__TASK DIRECTIONS__. Show every line in the records below that contains the word "JSON".

__DATA FOR THE TASK__.
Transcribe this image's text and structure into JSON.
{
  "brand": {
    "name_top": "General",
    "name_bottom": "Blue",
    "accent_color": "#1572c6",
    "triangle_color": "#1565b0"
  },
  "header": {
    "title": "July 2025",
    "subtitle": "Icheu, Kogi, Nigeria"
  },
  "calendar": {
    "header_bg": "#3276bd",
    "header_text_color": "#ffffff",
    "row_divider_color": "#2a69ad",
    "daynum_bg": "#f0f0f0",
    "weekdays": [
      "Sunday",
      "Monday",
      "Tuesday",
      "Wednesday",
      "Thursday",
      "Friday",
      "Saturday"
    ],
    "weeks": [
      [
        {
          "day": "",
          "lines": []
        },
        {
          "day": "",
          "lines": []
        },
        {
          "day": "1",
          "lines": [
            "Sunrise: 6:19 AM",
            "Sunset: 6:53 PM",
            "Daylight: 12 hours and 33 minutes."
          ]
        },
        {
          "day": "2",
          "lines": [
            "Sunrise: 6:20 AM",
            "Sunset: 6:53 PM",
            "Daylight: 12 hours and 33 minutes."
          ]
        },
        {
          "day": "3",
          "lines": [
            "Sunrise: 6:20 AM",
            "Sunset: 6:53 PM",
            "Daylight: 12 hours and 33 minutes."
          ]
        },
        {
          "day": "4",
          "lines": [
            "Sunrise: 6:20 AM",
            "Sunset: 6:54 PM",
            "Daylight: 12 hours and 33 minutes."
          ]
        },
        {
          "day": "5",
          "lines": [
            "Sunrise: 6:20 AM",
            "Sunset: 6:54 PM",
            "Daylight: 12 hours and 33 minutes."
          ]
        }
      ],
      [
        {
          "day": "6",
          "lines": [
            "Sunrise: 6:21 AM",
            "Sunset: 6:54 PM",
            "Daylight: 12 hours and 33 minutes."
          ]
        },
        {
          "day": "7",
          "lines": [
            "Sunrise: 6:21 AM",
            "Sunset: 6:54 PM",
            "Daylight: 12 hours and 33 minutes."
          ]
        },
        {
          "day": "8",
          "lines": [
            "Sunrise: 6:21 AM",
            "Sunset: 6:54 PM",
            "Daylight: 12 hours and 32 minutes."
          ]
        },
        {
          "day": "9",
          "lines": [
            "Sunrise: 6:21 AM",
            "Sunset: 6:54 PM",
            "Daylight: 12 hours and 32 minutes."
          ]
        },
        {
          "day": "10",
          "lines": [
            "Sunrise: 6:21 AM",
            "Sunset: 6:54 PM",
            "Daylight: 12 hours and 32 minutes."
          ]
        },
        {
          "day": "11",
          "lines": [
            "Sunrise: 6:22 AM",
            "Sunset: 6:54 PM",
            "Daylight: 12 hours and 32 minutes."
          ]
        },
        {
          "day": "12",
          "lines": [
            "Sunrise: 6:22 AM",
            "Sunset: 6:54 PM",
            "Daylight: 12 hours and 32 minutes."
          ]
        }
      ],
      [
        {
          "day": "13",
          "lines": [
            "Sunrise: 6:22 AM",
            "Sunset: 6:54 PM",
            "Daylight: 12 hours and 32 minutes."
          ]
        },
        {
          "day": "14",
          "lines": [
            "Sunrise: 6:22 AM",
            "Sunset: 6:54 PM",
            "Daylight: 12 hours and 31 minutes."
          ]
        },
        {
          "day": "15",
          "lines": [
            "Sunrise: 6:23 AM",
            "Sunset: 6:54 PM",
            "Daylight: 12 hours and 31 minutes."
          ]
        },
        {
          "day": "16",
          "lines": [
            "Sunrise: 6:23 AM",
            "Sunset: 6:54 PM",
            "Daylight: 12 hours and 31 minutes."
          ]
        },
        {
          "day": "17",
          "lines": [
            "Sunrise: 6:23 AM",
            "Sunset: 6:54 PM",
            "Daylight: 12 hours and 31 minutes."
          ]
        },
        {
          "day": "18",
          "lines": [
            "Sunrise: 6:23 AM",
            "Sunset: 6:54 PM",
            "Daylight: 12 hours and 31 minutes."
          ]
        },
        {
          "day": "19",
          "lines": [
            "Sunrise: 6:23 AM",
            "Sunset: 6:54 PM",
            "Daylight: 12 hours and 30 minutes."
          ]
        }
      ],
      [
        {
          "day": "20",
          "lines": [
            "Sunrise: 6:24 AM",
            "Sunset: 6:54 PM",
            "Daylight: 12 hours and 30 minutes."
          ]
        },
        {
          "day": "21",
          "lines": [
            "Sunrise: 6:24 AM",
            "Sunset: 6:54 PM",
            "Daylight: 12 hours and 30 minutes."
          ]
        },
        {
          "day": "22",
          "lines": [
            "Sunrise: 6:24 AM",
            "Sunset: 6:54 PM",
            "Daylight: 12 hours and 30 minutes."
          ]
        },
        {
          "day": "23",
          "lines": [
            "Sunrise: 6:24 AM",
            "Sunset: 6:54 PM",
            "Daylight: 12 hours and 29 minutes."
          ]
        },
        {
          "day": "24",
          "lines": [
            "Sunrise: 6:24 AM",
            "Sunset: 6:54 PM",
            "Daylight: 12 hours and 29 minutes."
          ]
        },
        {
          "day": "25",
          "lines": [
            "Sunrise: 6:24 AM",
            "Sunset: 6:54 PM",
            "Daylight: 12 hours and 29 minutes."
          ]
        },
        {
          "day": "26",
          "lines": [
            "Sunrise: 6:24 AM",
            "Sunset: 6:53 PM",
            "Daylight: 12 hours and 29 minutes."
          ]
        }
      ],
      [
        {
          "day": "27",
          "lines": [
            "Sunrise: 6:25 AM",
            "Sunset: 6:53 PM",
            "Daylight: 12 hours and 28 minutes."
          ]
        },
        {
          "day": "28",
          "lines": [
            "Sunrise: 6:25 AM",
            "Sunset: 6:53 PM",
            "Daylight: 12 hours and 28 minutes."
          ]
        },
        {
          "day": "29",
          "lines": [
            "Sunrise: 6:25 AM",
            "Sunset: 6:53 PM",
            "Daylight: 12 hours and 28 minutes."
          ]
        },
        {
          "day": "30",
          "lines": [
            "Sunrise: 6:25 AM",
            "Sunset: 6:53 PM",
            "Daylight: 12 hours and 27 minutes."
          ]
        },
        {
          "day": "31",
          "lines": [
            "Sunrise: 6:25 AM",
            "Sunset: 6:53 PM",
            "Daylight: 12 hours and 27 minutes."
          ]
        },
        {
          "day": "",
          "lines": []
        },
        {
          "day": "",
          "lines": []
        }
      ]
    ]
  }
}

* * *

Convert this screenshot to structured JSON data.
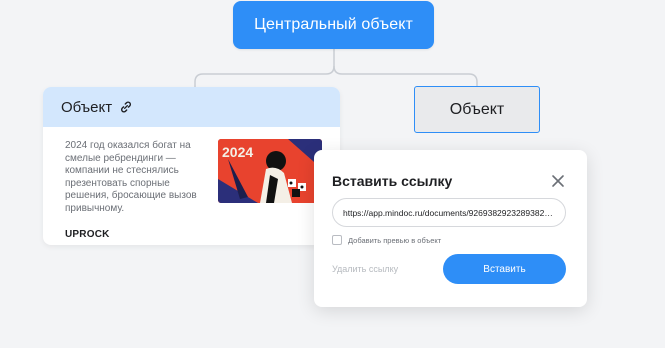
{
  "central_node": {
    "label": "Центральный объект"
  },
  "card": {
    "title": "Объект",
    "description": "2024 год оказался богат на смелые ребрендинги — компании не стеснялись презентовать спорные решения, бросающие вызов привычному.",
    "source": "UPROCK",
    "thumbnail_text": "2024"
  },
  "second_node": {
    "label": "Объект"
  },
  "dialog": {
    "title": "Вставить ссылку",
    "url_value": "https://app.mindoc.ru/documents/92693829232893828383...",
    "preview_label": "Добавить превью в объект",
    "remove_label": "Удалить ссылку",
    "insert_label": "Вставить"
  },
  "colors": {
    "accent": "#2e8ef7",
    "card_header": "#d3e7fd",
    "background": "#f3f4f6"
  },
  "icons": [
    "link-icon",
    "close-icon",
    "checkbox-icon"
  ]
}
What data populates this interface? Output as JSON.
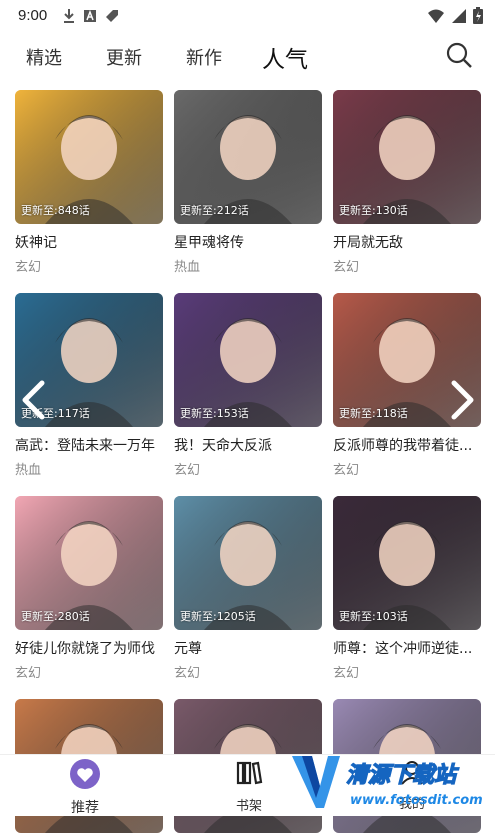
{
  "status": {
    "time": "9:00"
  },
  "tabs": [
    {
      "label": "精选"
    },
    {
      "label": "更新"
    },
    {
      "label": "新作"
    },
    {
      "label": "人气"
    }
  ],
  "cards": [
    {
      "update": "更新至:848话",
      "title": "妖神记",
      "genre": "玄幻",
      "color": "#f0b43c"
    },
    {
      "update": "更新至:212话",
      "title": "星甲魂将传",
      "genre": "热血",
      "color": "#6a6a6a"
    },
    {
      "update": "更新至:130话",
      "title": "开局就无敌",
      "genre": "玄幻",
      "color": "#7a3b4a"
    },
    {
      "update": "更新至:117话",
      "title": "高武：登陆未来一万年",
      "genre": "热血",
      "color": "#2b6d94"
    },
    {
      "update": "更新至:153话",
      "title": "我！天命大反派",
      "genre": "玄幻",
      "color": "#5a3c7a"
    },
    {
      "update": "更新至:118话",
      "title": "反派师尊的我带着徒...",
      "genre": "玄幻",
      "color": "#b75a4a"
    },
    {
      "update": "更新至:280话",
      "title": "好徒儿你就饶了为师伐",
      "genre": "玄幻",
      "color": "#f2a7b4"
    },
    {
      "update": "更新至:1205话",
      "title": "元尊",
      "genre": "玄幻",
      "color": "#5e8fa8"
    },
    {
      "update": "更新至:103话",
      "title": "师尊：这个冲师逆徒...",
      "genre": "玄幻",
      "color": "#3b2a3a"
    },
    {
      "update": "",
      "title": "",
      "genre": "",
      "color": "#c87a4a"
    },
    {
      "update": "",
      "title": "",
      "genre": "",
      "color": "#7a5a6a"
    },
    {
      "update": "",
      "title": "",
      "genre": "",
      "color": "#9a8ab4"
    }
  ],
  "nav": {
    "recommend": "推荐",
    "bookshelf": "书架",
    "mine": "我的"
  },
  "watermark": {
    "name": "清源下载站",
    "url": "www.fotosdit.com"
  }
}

__THE ANSWER__.
Transcribe this image's text and structure into JSON.
Convert this screenshot to structured JSON data.
What data populates this interface? Output as JSON.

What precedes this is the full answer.